» **TASK OBJECTIVE**: Exactly how many lines have the word "BALL"? Answer with the bare number.

» **AVAILABLE RECORDS**:
****

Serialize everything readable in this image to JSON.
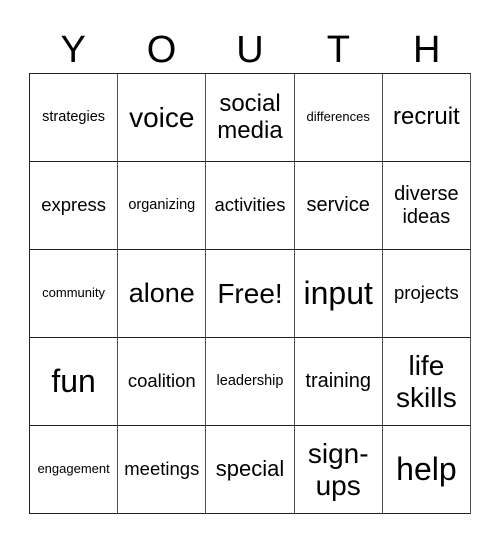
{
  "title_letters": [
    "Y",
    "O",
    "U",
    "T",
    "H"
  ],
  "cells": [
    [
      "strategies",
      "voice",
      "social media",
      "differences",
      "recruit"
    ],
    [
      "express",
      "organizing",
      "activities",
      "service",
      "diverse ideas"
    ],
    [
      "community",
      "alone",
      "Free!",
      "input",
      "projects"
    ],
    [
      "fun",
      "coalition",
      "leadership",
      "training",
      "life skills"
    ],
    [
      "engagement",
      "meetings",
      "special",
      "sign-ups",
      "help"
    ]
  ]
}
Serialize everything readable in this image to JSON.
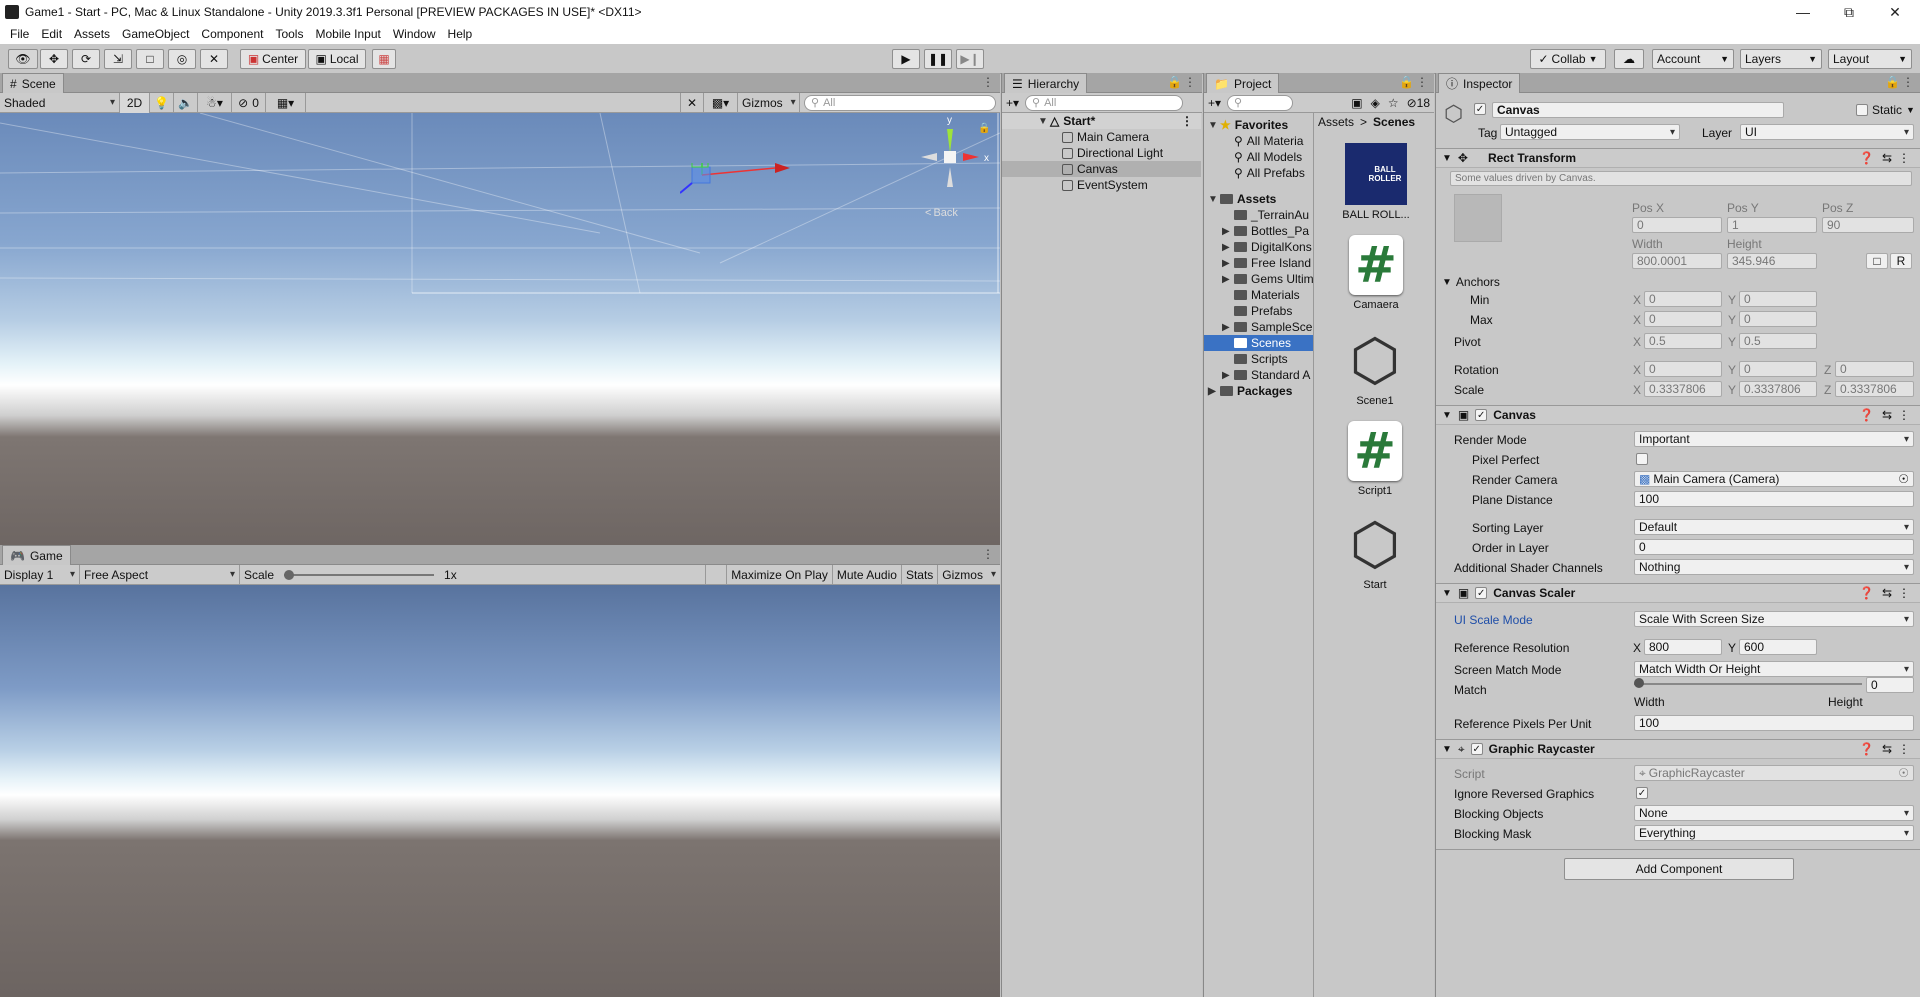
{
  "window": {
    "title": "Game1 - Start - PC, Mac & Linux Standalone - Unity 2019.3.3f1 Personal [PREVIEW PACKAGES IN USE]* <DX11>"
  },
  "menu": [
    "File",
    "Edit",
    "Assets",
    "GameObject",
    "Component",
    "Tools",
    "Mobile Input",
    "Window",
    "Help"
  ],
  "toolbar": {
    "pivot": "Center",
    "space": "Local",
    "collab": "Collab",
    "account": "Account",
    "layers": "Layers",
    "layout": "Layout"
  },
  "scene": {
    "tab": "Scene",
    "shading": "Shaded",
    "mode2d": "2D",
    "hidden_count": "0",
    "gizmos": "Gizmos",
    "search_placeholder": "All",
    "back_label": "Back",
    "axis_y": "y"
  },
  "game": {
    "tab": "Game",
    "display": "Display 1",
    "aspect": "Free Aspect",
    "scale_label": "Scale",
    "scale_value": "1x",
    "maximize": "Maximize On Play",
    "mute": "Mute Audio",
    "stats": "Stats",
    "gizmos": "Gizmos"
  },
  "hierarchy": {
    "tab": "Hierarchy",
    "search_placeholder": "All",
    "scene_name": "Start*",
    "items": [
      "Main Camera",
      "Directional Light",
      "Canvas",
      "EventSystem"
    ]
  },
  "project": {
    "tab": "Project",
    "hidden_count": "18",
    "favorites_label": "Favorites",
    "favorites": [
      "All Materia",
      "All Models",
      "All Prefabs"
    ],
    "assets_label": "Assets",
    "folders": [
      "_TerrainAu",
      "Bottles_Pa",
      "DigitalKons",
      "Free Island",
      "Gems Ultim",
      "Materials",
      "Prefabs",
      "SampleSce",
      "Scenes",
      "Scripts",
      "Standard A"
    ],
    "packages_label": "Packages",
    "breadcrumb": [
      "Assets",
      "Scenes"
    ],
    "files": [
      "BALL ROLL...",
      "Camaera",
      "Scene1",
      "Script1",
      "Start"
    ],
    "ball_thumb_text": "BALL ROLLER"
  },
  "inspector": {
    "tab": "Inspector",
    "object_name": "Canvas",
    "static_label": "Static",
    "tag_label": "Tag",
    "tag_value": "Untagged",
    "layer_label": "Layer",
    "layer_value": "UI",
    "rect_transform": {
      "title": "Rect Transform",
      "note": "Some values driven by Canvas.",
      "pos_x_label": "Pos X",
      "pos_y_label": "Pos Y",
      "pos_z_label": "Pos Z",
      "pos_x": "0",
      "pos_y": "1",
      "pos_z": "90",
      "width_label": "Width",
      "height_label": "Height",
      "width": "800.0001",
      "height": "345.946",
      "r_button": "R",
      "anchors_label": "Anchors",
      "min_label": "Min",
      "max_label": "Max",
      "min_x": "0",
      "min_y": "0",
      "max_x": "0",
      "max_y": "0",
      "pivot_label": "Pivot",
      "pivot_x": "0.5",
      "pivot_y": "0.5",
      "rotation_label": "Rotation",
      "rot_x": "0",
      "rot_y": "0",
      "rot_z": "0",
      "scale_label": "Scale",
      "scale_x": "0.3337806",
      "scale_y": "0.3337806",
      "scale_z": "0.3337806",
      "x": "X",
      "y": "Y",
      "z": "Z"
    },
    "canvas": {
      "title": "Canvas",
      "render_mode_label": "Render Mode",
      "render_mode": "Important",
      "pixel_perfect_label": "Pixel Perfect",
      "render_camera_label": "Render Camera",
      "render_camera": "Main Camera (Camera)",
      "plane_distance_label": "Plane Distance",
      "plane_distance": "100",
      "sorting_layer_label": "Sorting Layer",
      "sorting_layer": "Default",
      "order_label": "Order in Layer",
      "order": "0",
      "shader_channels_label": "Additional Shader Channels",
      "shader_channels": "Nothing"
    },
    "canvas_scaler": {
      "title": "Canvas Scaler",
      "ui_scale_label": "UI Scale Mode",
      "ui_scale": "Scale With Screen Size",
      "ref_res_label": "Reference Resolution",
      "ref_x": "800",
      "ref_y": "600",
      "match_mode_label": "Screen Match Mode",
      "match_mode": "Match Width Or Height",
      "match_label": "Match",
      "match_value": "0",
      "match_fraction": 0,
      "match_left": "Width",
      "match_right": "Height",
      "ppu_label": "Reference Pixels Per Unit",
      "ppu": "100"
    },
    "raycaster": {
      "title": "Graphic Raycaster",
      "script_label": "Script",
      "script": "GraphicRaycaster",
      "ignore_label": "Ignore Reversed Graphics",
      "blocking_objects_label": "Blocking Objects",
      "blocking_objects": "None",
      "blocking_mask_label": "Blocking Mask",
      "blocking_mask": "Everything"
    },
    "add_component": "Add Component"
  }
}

****

» **SOLUTION BELOW**: 2